### Direction:
Keep only the lines where "Parse" appears.

### Data lines:
------------------------

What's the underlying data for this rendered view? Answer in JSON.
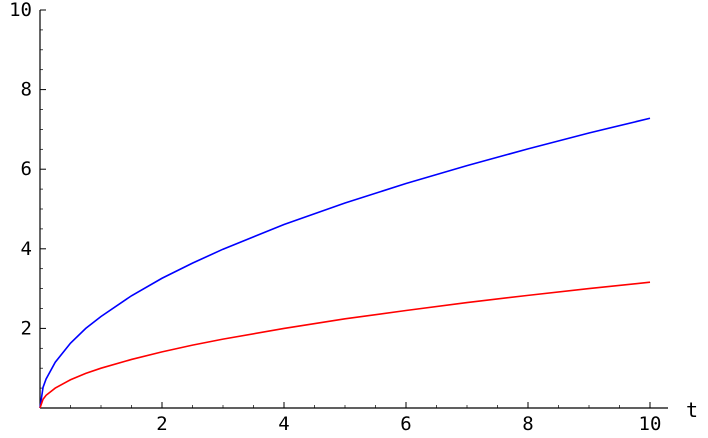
{
  "chart_data": {
    "type": "line",
    "title": "",
    "xlabel": "t",
    "ylabel": "",
    "xlim": [
      0,
      10
    ],
    "ylim": [
      0,
      10
    ],
    "x_ticks": [
      {
        "value": 2,
        "label": "2"
      },
      {
        "value": 4,
        "label": "4"
      },
      {
        "value": 6,
        "label": "6"
      },
      {
        "value": 8,
        "label": "8"
      },
      {
        "value": 10,
        "label": "10"
      }
    ],
    "y_ticks": [
      {
        "value": 2,
        "label": "2"
      },
      {
        "value": 4,
        "label": "4"
      },
      {
        "value": 6,
        "label": "6"
      },
      {
        "value": 8,
        "label": "8"
      },
      {
        "value": 10,
        "label": "10"
      }
    ],
    "grid": false,
    "series": [
      {
        "color": "#0000ff",
        "x": [
          0,
          0.05,
          0.1,
          0.25,
          0.5,
          0.75,
          1,
          1.5,
          2,
          2.5,
          3,
          4,
          5,
          6,
          7,
          8,
          9,
          10
        ],
        "y": [
          0,
          0.52,
          0.73,
          1.15,
          1.63,
          2.0,
          2.3,
          2.82,
          3.26,
          3.64,
          3.99,
          4.61,
          5.15,
          5.64,
          6.09,
          6.51,
          6.91,
          7.28
        ]
      },
      {
        "color": "#ff0000",
        "x": [
          0,
          0.05,
          0.1,
          0.25,
          0.5,
          0.75,
          1,
          1.5,
          2,
          2.5,
          3,
          4,
          5,
          6,
          7,
          8,
          9,
          10
        ],
        "y": [
          0,
          0.22,
          0.32,
          0.5,
          0.71,
          0.87,
          1.0,
          1.22,
          1.41,
          1.58,
          1.73,
          2.0,
          2.24,
          2.45,
          2.65,
          2.83,
          3.0,
          3.16
        ]
      }
    ]
  }
}
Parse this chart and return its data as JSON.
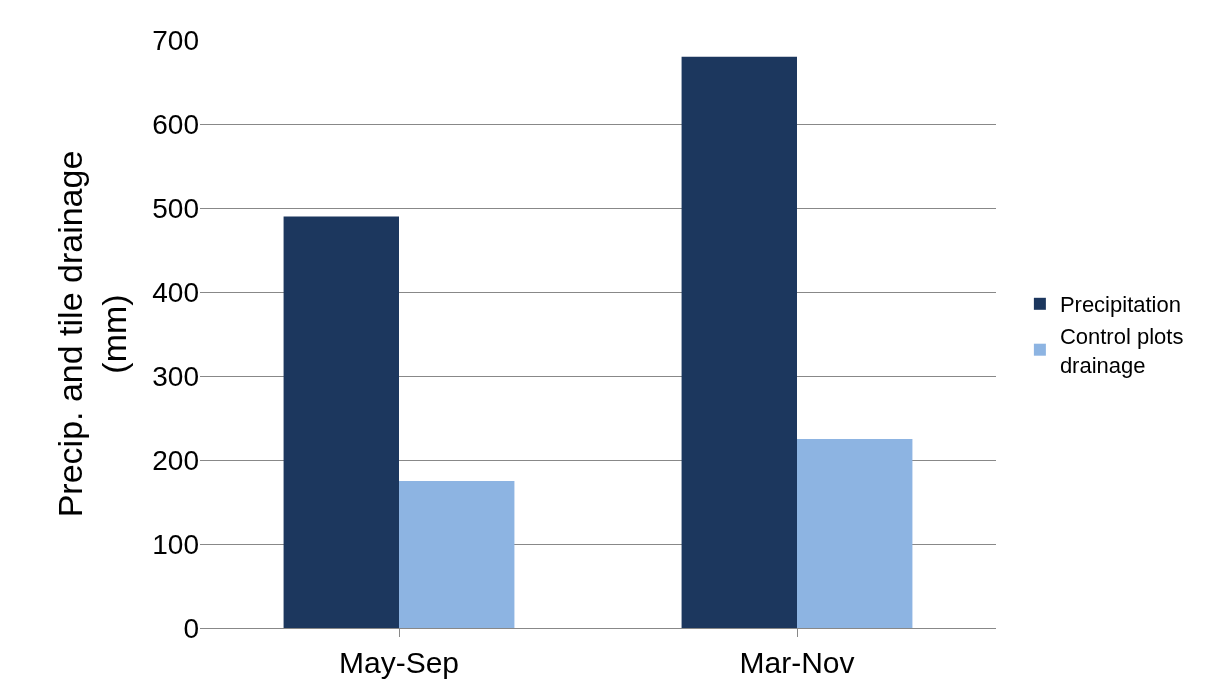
{
  "chart_data": {
    "type": "bar",
    "categories": [
      "May-Sep",
      "Mar-Nov"
    ],
    "series": [
      {
        "name": "Precipitation",
        "color": "#1c375e",
        "values": [
          490,
          680
        ]
      },
      {
        "name": "Control plots\ndrainage",
        "color": "#8db4e2",
        "values": [
          175,
          225
        ]
      }
    ],
    "ylabel": "Precip. and tile drainage\n(mm)",
    "ylim": [
      0,
      700
    ],
    "yticks": [
      0,
      100,
      200,
      300,
      400,
      500,
      600,
      700
    ],
    "grid": "y",
    "legend": "right"
  }
}
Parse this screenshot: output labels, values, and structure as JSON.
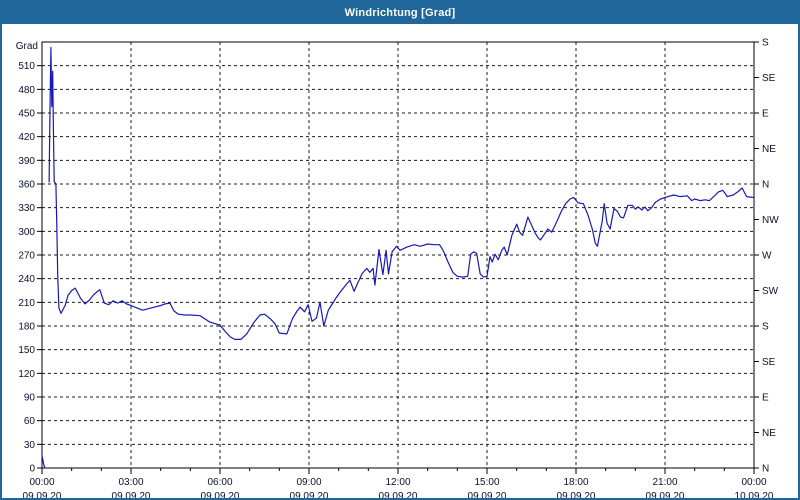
{
  "window": {
    "title": "Windrichtung [Grad]"
  },
  "colors": {
    "titlebar_bg": "#1f669a",
    "titlebar_text": "#ffffff",
    "window_border": "#1f669a",
    "plot_bg": "#ffffff",
    "plot_border": "#000000",
    "grid": "#1c1c1c",
    "tick_text": "#0a1030",
    "line": "#1818bb"
  },
  "chart_data": {
    "type": "line",
    "title": "Windrichtung [Grad]",
    "y_axis_unit_label": "Grad",
    "ylim": [
      0,
      540
    ],
    "y_major_step": 30,
    "y_left_ticks": [
      0,
      30,
      60,
      90,
      120,
      150,
      180,
      210,
      240,
      270,
      300,
      330,
      360,
      390,
      420,
      450,
      480,
      510
    ],
    "y_right_ticks": [
      {
        "deg": 0,
        "label": "N"
      },
      {
        "deg": 45,
        "label": "NE"
      },
      {
        "deg": 90,
        "label": "E"
      },
      {
        "deg": 135,
        "label": "SE"
      },
      {
        "deg": 180,
        "label": "S"
      },
      {
        "deg": 225,
        "label": "SW"
      },
      {
        "deg": 270,
        "label": "W"
      },
      {
        "deg": 315,
        "label": "NW"
      },
      {
        "deg": 360,
        "label": "N"
      },
      {
        "deg": 405,
        "label": "NE"
      },
      {
        "deg": 450,
        "label": "E"
      },
      {
        "deg": 495,
        "label": "SE"
      },
      {
        "deg": 540,
        "label": "S"
      }
    ],
    "xlim_hours": [
      0,
      24
    ],
    "x_minor_step_hours": 1,
    "x_major_ticks": [
      {
        "hour": 0,
        "time": "00:00",
        "date": "09.09.20"
      },
      {
        "hour": 3,
        "time": "03:00",
        "date": "09.09.20"
      },
      {
        "hour": 6,
        "time": "06:00",
        "date": "09.09.20"
      },
      {
        "hour": 9,
        "time": "09:00",
        "date": "09.09.20"
      },
      {
        "hour": 12,
        "time": "12:00",
        "date": "09.09.20"
      },
      {
        "hour": 15,
        "time": "15:00",
        "date": "09.09.20"
      },
      {
        "hour": 18,
        "time": "18:00",
        "date": "09.09.20"
      },
      {
        "hour": 21,
        "time": "21:00",
        "date": "09.09.20"
      },
      {
        "hour": 24,
        "time": "00:00",
        "date": "10.09.20"
      }
    ],
    "grid": "dashed",
    "legend": "none",
    "series": [
      {
        "name": "Windrichtung",
        "unit": "Grad",
        "color": "#1818bb",
        "segments": [
          [
            [
              0,
              16
            ],
            [
              0.05,
              6
            ],
            [
              0.09,
              0
            ]
          ],
          [
            [
              0.24,
              362
            ],
            [
              0.27,
              455
            ],
            [
              0.3,
              533
            ],
            [
              0.33,
              458
            ],
            [
              0.36,
              503
            ],
            [
              0.385,
              430
            ],
            [
              0.41,
              363
            ],
            [
              0.47,
              360
            ],
            [
              0.5,
              308
            ],
            [
              0.53,
              245
            ],
            [
              0.57,
              203
            ],
            [
              0.64,
              196
            ],
            [
              0.78,
              206
            ],
            [
              0.88,
              219
            ],
            [
              1.0,
              225
            ],
            [
              1.12,
              228
            ],
            [
              1.3,
              215
            ],
            [
              1.45,
              208
            ],
            [
              1.6,
              213
            ],
            [
              1.75,
              220
            ],
            [
              1.95,
              226
            ],
            [
              2.1,
              209
            ],
            [
              2.25,
              207
            ],
            [
              2.4,
              212
            ],
            [
              2.55,
              209
            ],
            [
              2.7,
              212
            ],
            [
              2.85,
              208
            ],
            [
              3.0,
              206
            ],
            [
              3.2,
              203
            ],
            [
              3.4,
              200
            ],
            [
              3.6,
              202
            ],
            [
              3.8,
              204
            ],
            [
              4.0,
              206
            ],
            [
              4.15,
              208
            ],
            [
              4.31,
              209
            ],
            [
              4.45,
              199
            ],
            [
              4.6,
              195
            ],
            [
              4.8,
              194
            ],
            [
              5.0,
              194
            ],
            [
              5.33,
              193
            ],
            [
              5.66,
              185
            ],
            [
              6.0,
              181
            ],
            [
              6.2,
              172
            ],
            [
              6.35,
              166
            ],
            [
              6.5,
              163
            ],
            [
              6.7,
              163
            ],
            [
              6.9,
              170
            ],
            [
              7.15,
              185
            ],
            [
              7.35,
              194
            ],
            [
              7.5,
              195
            ],
            [
              7.7,
              189
            ],
            [
              7.85,
              183
            ],
            [
              8.0,
              171
            ],
            [
              8.25,
              170
            ],
            [
              8.45,
              190
            ],
            [
              8.6,
              199
            ],
            [
              8.7,
              204
            ],
            [
              8.85,
              198
            ],
            [
              8.97,
              207
            ],
            [
              9.1,
              186
            ],
            [
              9.25,
              190
            ],
            [
              9.37,
              210
            ],
            [
              9.5,
              180
            ],
            [
              9.65,
              200
            ],
            [
              9.75,
              206
            ],
            [
              9.9,
              215
            ],
            [
              10.05,
              223
            ],
            [
              10.22,
              231
            ],
            [
              10.38,
              238
            ],
            [
              10.52,
              224
            ],
            [
              10.65,
              235
            ],
            [
              10.8,
              247
            ],
            [
              10.95,
              253
            ],
            [
              11.05,
              248
            ],
            [
              11.16,
              253
            ],
            [
              11.22,
              232
            ],
            [
              11.36,
              277
            ],
            [
              11.49,
              245
            ],
            [
              11.6,
              276
            ],
            [
              11.68,
              246
            ],
            [
              11.8,
              274
            ],
            [
              11.95,
              281
            ],
            [
              12.07,
              276
            ],
            [
              12.3,
              280
            ],
            [
              12.55,
              283
            ],
            [
              12.75,
              281
            ],
            [
              13.0,
              284
            ],
            [
              13.2,
              283
            ],
            [
              13.4,
              283
            ],
            [
              13.52,
              276
            ],
            [
              13.7,
              260
            ],
            [
              13.85,
              248
            ],
            [
              14.0,
              243
            ],
            [
              14.2,
              242
            ],
            [
              14.35,
              243
            ],
            [
              14.45,
              271
            ],
            [
              14.55,
              274
            ],
            [
              14.65,
              272
            ],
            [
              14.77,
              246
            ],
            [
              14.88,
              242
            ],
            [
              15.0,
              243
            ],
            [
              15.1,
              268
            ],
            [
              15.18,
              261
            ],
            [
              15.27,
              271
            ],
            [
              15.38,
              264
            ],
            [
              15.5,
              276
            ],
            [
              15.58,
              280
            ],
            [
              15.68,
              270
            ],
            [
              15.84,
              295
            ],
            [
              16.0,
              309
            ],
            [
              16.1,
              299
            ],
            [
              16.2,
              295
            ],
            [
              16.38,
              318
            ],
            [
              16.5,
              308
            ],
            [
              16.62,
              298
            ],
            [
              16.72,
              292
            ],
            [
              16.8,
              289
            ],
            [
              16.95,
              297
            ],
            [
              17.05,
              303
            ],
            [
              17.18,
              299
            ],
            [
              17.35,
              312
            ],
            [
              17.5,
              325
            ],
            [
              17.65,
              335
            ],
            [
              17.8,
              341
            ],
            [
              17.92,
              343
            ],
            [
              18.07,
              336
            ],
            [
              18.25,
              335
            ],
            [
              18.4,
              321
            ],
            [
              18.55,
              303
            ],
            [
              18.65,
              285
            ],
            [
              18.72,
              281
            ],
            [
              18.88,
              312
            ],
            [
              18.95,
              335
            ],
            [
              19.05,
              310
            ],
            [
              19.15,
              303
            ],
            [
              19.28,
              329
            ],
            [
              19.4,
              325
            ],
            [
              19.5,
              318
            ],
            [
              19.6,
              317
            ],
            [
              19.75,
              333
            ],
            [
              19.9,
              333
            ],
            [
              20.0,
              328
            ],
            [
              20.1,
              331
            ],
            [
              20.22,
              327
            ],
            [
              20.32,
              331
            ],
            [
              20.42,
              326
            ],
            [
              20.55,
              330
            ],
            [
              20.68,
              337
            ],
            [
              20.85,
              341
            ],
            [
              21.1,
              344
            ],
            [
              21.3,
              346
            ],
            [
              21.5,
              344
            ],
            [
              21.75,
              345
            ],
            [
              21.9,
              339
            ],
            [
              22.0,
              341
            ],
            [
              22.18,
              339
            ],
            [
              22.35,
              340
            ],
            [
              22.5,
              339
            ],
            [
              22.7,
              346
            ],
            [
              22.8,
              350
            ],
            [
              22.95,
              352
            ],
            [
              23.1,
              344
            ],
            [
              23.3,
              346
            ],
            [
              23.45,
              350
            ],
            [
              23.6,
              355
            ],
            [
              23.75,
              344
            ],
            [
              23.95,
              343
            ],
            [
              24.0,
              343
            ]
          ]
        ]
      }
    ]
  }
}
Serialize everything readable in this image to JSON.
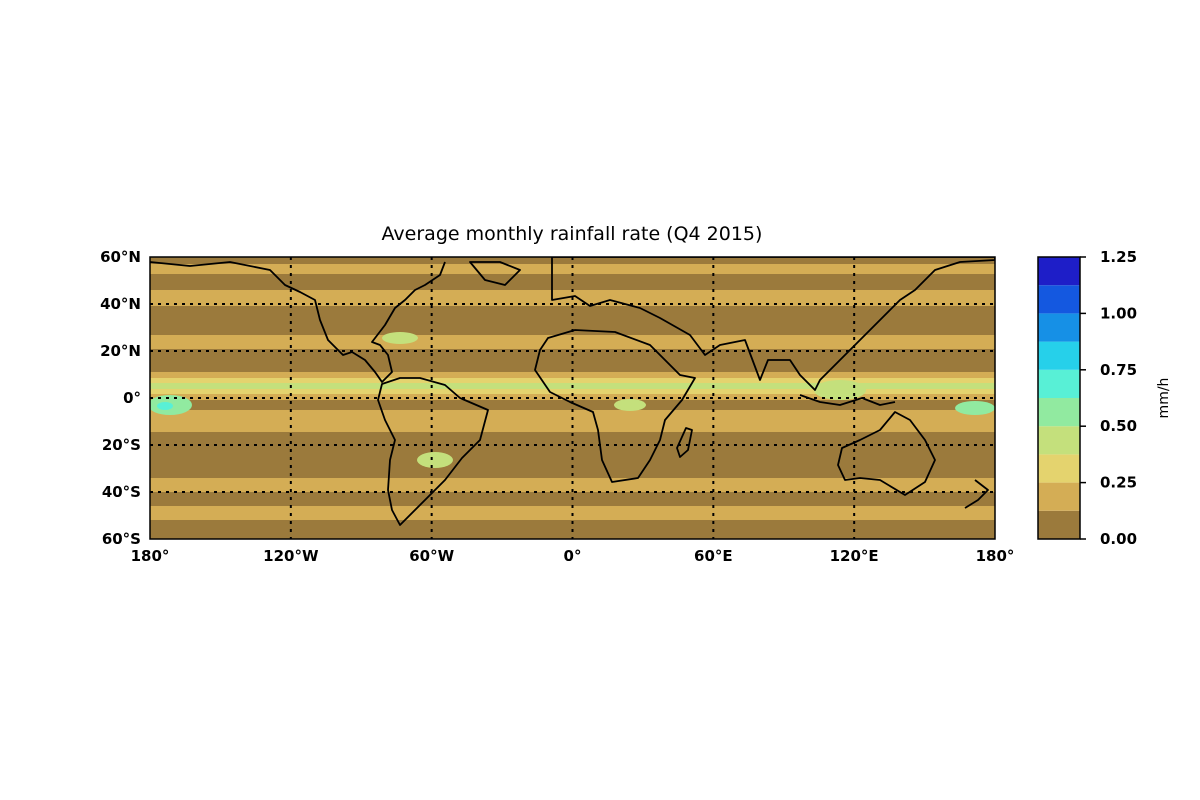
{
  "title": "Average monthly rainfall rate (Q4 2015)",
  "map": {
    "projection": "equirectangular",
    "lon_range": [
      -180,
      180
    ],
    "lat_range": [
      -60,
      60
    ],
    "lat_ticks": [
      {
        "value": 60,
        "label": "60°N"
      },
      {
        "value": 40,
        "label": "40°N"
      },
      {
        "value": 20,
        "label": "20°N"
      },
      {
        "value": 0,
        "label": "0°"
      },
      {
        "value": -20,
        "label": "20°S"
      },
      {
        "value": -40,
        "label": "40°S"
      },
      {
        "value": -60,
        "label": "60°S"
      }
    ],
    "lon_ticks": [
      {
        "value": -180,
        "label": "180°"
      },
      {
        "value": -120,
        "label": "120°W"
      },
      {
        "value": -60,
        "label": "60°W"
      },
      {
        "value": 0,
        "label": "0°"
      },
      {
        "value": 60,
        "label": "60°E"
      },
      {
        "value": 120,
        "label": "120°E"
      },
      {
        "value": 180,
        "label": "180°"
      }
    ],
    "gridlines": "dotted",
    "background_color": "#9b7a3c"
  },
  "colorbar": {
    "label": "mm/h",
    "range": [
      0,
      1.25
    ],
    "bounds": [
      0,
      0.125,
      0.25,
      0.375,
      0.5,
      0.625,
      0.75,
      0.875,
      1.0,
      1.125,
      1.25
    ],
    "colors": [
      "#9b7a3c",
      "#d4ad55",
      "#e4d36e",
      "#c4e07c",
      "#91eaa0",
      "#58f0d6",
      "#26d0ea",
      "#1690e6",
      "#1458e0",
      "#1e1ec8"
    ],
    "tick_labels": [
      {
        "value": 0.0,
        "label": "0.00"
      },
      {
        "value": 0.25,
        "label": "0.25"
      },
      {
        "value": 0.5,
        "label": "0.50"
      },
      {
        "value": 0.75,
        "label": "0.75"
      },
      {
        "value": 1.0,
        "label": "1.00"
      },
      {
        "value": 1.25,
        "label": "1.25"
      }
    ]
  }
}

------------------------

### Solution:
Parse this chart and return its data as JSON.
Parse this screenshot: output labels, values, and structure as JSON.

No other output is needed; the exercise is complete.